Give back the full material, exactly as it reads.

Dataset items:
★ ★ ★ ★ ★
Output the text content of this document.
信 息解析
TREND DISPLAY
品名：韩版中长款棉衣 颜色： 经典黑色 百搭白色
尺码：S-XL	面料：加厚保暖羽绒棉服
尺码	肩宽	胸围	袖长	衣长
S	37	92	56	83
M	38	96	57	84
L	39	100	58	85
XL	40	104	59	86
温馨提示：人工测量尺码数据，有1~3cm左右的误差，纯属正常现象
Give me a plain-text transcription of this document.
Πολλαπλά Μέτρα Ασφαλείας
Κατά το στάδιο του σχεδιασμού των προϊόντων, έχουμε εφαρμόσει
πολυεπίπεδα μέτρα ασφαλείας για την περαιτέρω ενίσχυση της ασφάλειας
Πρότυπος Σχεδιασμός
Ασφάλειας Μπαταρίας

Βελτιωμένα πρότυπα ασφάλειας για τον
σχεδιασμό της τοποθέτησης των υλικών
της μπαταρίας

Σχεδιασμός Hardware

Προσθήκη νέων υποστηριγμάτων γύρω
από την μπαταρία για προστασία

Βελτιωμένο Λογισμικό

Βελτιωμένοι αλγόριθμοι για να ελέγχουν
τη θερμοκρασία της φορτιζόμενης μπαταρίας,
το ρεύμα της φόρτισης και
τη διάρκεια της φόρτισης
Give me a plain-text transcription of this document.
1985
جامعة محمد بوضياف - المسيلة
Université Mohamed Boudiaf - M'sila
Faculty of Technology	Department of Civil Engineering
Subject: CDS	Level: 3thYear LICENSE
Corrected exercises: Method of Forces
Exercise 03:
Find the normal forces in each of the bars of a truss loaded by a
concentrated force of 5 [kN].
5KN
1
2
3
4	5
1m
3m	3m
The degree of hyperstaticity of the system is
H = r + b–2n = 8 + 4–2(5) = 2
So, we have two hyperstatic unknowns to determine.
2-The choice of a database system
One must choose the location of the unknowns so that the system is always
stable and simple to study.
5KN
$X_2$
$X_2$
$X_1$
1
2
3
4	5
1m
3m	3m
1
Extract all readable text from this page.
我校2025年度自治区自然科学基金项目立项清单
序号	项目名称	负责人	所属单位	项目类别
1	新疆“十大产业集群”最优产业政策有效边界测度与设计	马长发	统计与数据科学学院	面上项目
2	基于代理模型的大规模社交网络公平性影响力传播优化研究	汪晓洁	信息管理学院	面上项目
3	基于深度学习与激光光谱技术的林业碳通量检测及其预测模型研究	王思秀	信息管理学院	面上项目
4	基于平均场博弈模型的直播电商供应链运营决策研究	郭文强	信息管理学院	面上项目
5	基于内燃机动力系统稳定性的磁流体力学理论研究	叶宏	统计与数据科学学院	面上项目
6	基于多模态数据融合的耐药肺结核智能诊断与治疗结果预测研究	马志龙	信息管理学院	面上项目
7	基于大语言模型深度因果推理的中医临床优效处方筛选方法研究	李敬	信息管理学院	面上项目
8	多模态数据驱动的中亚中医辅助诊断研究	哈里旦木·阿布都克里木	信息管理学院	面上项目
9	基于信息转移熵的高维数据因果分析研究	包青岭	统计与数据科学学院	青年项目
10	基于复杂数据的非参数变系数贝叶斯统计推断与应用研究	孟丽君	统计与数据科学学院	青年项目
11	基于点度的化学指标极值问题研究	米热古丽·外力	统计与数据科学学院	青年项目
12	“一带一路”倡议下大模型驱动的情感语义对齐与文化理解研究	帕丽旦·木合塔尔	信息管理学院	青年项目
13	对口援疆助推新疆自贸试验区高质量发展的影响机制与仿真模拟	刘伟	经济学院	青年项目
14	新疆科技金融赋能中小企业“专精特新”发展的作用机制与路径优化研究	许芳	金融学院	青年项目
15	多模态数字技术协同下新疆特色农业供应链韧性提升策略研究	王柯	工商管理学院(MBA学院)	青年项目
★ ★ ★ ★ ★
-- Answer below --
Output the text content of this document.
信 息解析
TREND DISPLAY
品名：韩版中长款棉衣 颜色： 经典黑色 百搭白色
尺码：S-XL	面料：加厚保暖羽绒棉服
尺码	肩宽	胸围	袖长	衣长
S	37	92	56	83
M	38	96	57	84
L	39	100	58	85
XL	40	104	59	86
温馨提示：人工测量尺码数据，有1~3cm左右的误差，纯属正常现象
Give me a plain-text transcription of this document.
Πολλαπλά Μέτρα Ασφαλείας
Κατά το στάδιο του σχεδιασμού των προϊόντων, έχουμε εφαρμόσει
πολυεπίπεδα μέτρα ασφαλείας για την περαιτέρω ενίσχυση της ασφάλειας
Πρότυπος Σχεδιασμός
Ασφάλειας Μπαταρίας

Βελτιωμένα πρότυπα ασφάλειας για τον
σχεδιασμό της τοποθέτησης των υλικών
της μπαταρίας

Σχεδιασμός Hardware

Προσθήκη νέων υποστηριγμάτων γύρω
από την μπαταρία για προστασία

Βελτιωμένο Λογισμικό

Βελτιωμένοι αλγόριθμοι για να ελέγχουν
τη θερμοκρασία της φορτιζόμενης μπαταρίας,
το ρεύμα της φόρτισης και
τη διάρκεια της φόρτισης
Give me a plain-text transcription of this document.
1985
جامعة محمد بوضياف - المسيلة
Université Mohamed Boudiaf - M'sila
Faculty of Technology	Department of Civil Engineering
Subject: CDS	Level: 3thYear LICENSE
Corrected exercises: Method of Forces
Exercise 03:
Find the normal forces in each of the bars of a truss loaded by a
concentrated force of 5 [kN].
5KN
1
2
3
4	5
1m
3m	3m
The degree of hyperstaticity of the system is
H = r + b–2n = 8 + 4–2(5) = 2
So, we have two hyperstatic unknowns to determine.
2-The choice of a database system
One must choose the location of the unknowns so that the system is always
stable and simple to study.
5KN
$X_2$
$X_2$
$X_1$
1
2
3
4	5
1m
3m	3m
1
Extract all readable text from this page.
我校2025年度自治区自然科学基金项目立项清单
序号	项目名称	负责人	所属单位	项目类别
1	新疆“十大产业集群”最优产业政策有效边界测度与设计	马长发	统计与数据科学学院	面上项目
2	基于代理模型的大规模社交网络公平性影响力传播优化研究	汪晓洁	信息管理学院	面上项目
3	基于深度学习与激光光谱技术的林业碳通量检测及其预测模型研究	王思秀	信息管理学院	面上项目
4	基于平均场博弈模型的直播电商供应链运营决策研究	郭文强	信息管理学院	面上项目
5	基于内燃机动力系统稳定性的磁流体力学理论研究	叶宏	统计与数据科学学院	面上项目
6	基于多模态数据融合的耐药肺结核智能诊断与治疗结果预测研究	马志龙	信息管理学院	面上项目
7	基于大语言模型深度因果推理的中医临床优效处方筛选方法研究	李敬	信息管理学院	面上项目
8	多模态数据驱动的中亚中医辅助诊断研究	哈里旦木·阿布都克里木	信息管理学院	面上项目
9	基于信息转移熵的高维数据因果分析研究	包青岭	统计与数据科学学院	青年项目
10	基于复杂数据的非参数变系数贝叶斯统计推断与应用研究	孟丽君	统计与数据科学学院	青年项目
11	基于点度的化学指标极值问题研究	米热古丽·外力	统计与数据科学学院	青年项目
12	“一带一路”倡议下大模型驱动的情感语义对齐与文化理解研究	帕丽旦·木合塔尔	信息管理学院	青年项目
13	对口援疆助推新疆自贸试验区高质量发展的影响机制与仿真模拟	刘伟	经济学院	青年项目
14	新疆科技金融赋能中小企业“专精特新”发展的作用机制与路径优化研究	许芳	金融学院	青年项目
15	多模态数字技术协同下新疆特色农业供应链韧性提升策略研究	王柯	工商管理学院(MBA学院)	青年项目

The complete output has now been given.